» **Directions**:
Copy all the entries word for word, but omit the pictures.

===== Input rows =====

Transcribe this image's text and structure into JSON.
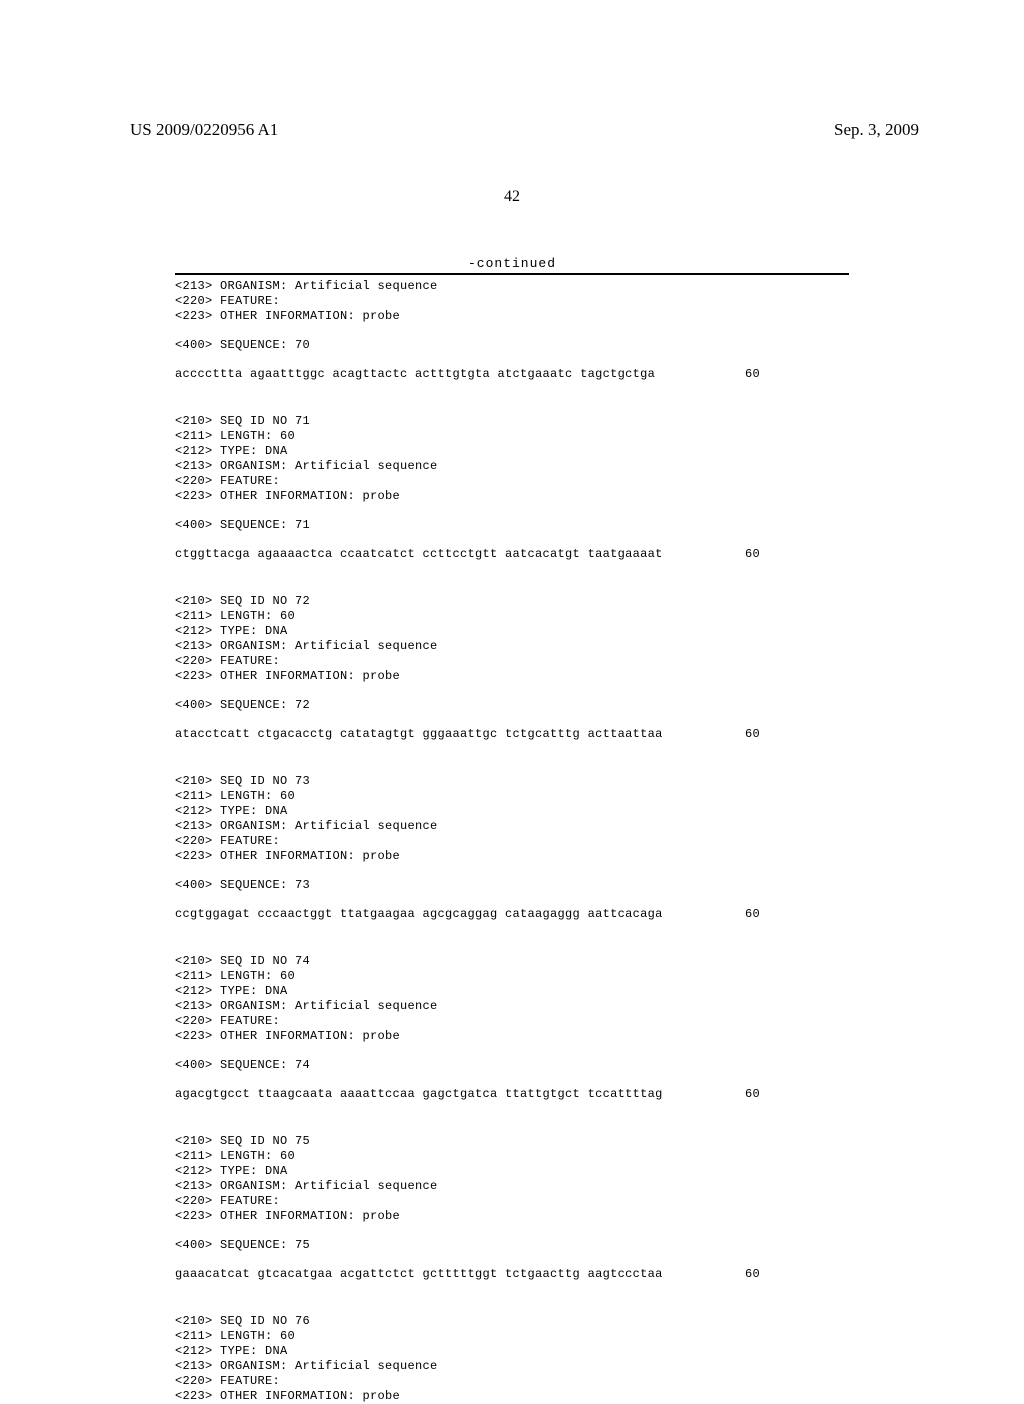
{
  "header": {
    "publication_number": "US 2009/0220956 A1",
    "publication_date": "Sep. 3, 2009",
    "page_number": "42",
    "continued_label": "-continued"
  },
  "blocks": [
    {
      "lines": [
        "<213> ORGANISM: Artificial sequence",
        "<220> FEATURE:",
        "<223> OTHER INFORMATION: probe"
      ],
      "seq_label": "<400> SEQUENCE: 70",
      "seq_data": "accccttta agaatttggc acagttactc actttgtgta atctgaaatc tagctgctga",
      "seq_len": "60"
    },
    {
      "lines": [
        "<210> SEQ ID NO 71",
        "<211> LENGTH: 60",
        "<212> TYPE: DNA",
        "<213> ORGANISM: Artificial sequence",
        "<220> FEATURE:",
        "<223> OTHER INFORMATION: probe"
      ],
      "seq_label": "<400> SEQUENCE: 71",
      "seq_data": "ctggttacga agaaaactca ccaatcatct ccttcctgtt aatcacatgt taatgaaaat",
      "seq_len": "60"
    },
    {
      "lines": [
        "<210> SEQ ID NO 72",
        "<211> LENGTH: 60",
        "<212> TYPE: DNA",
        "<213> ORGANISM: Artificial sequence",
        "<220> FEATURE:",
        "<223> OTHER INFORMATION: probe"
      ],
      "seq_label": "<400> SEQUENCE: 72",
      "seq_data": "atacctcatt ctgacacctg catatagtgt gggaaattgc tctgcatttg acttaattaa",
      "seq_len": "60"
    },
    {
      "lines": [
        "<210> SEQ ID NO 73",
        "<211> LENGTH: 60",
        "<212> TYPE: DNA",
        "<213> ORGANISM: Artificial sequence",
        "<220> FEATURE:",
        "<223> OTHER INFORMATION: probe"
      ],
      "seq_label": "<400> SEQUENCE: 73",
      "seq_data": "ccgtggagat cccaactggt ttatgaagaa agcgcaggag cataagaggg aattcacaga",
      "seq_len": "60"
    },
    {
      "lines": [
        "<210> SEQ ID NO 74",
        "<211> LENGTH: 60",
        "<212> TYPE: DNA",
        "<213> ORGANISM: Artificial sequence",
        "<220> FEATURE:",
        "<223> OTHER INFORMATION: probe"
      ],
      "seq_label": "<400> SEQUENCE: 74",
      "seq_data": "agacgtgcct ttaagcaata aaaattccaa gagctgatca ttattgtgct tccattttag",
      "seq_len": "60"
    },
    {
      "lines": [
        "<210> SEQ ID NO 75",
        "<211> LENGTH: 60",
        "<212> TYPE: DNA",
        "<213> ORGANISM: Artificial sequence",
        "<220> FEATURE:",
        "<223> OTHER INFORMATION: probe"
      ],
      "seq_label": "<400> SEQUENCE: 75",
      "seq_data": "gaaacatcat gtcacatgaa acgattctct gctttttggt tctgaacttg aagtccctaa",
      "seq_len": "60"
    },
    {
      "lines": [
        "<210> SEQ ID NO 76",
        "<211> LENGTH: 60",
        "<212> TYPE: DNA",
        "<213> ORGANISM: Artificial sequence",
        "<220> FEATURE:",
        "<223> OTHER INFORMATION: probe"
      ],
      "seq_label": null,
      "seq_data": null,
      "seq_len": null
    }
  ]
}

=====

» **Result of the exercise**:
Transcribe this image's text and structure into JSON.
{
  "header": {
    "publication_number": "US 2009/0220956 A1",
    "publication_date": "Sep. 3, 2009",
    "page_number": "42",
    "continued_label": "-continued"
  },
  "blocks": [
    {
      "lines": [
        "<213> ORGANISM: Artificial sequence",
        "<220> FEATURE:",
        "<223> OTHER INFORMATION: probe"
      ],
      "seq_label": "<400> SEQUENCE: 70",
      "seq_data": "accccttta agaatttggc acagttactc actttgtgta atctgaaatc tagctgctga",
      "seq_len": "60"
    },
    {
      "lines": [
        "<210> SEQ ID NO 71",
        "<211> LENGTH: 60",
        "<212> TYPE: DNA",
        "<213> ORGANISM: Artificial sequence",
        "<220> FEATURE:",
        "<223> OTHER INFORMATION: probe"
      ],
      "seq_label": "<400> SEQUENCE: 71",
      "seq_data": "ctggttacga agaaaactca ccaatcatct ccttcctgtt aatcacatgt taatgaaaat",
      "seq_len": "60"
    },
    {
      "lines": [
        "<210> SEQ ID NO 72",
        "<211> LENGTH: 60",
        "<212> TYPE: DNA",
        "<213> ORGANISM: Artificial sequence",
        "<220> FEATURE:",
        "<223> OTHER INFORMATION: probe"
      ],
      "seq_label": "<400> SEQUENCE: 72",
      "seq_data": "atacctcatt ctgacacctg catatagtgt gggaaattgc tctgcatttg acttaattaa",
      "seq_len": "60"
    },
    {
      "lines": [
        "<210> SEQ ID NO 73",
        "<211> LENGTH: 60",
        "<212> TYPE: DNA",
        "<213> ORGANISM: Artificial sequence",
        "<220> FEATURE:",
        "<223> OTHER INFORMATION: probe"
      ],
      "seq_label": "<400> SEQUENCE: 73",
      "seq_data": "ccgtggagat cccaactggt ttatgaagaa agcgcaggag cataagaggg aattcacaga",
      "seq_len": "60"
    },
    {
      "lines": [
        "<210> SEQ ID NO 74",
        "<211> LENGTH: 60",
        "<212> TYPE: DNA",
        "<213> ORGANISM: Artificial sequence",
        "<220> FEATURE:",
        "<223> OTHER INFORMATION: probe"
      ],
      "seq_label": "<400> SEQUENCE: 74",
      "seq_data": "agacgtgcct ttaagcaata aaaattccaa gagctgatca ttattgtgct tccattttag",
      "seq_len": "60"
    },
    {
      "lines": [
        "<210> SEQ ID NO 75",
        "<211> LENGTH: 60",
        "<212> TYPE: DNA",
        "<213> ORGANISM: Artificial sequence",
        "<220> FEATURE:",
        "<223> OTHER INFORMATION: probe"
      ],
      "seq_label": "<400> SEQUENCE: 75",
      "seq_data": "gaaacatcat gtcacatgaa acgattctct gctttttggt tctgaacttg aagtccctaa",
      "seq_len": "60"
    },
    {
      "lines": [
        "<210> SEQ ID NO 76",
        "<211> LENGTH: 60",
        "<212> TYPE: DNA",
        "<213> ORGANISM: Artificial sequence",
        "<220> FEATURE:",
        "<223> OTHER INFORMATION: probe"
      ],
      "seq_label": null,
      "seq_data": null,
      "seq_len": null
    }
  ]
}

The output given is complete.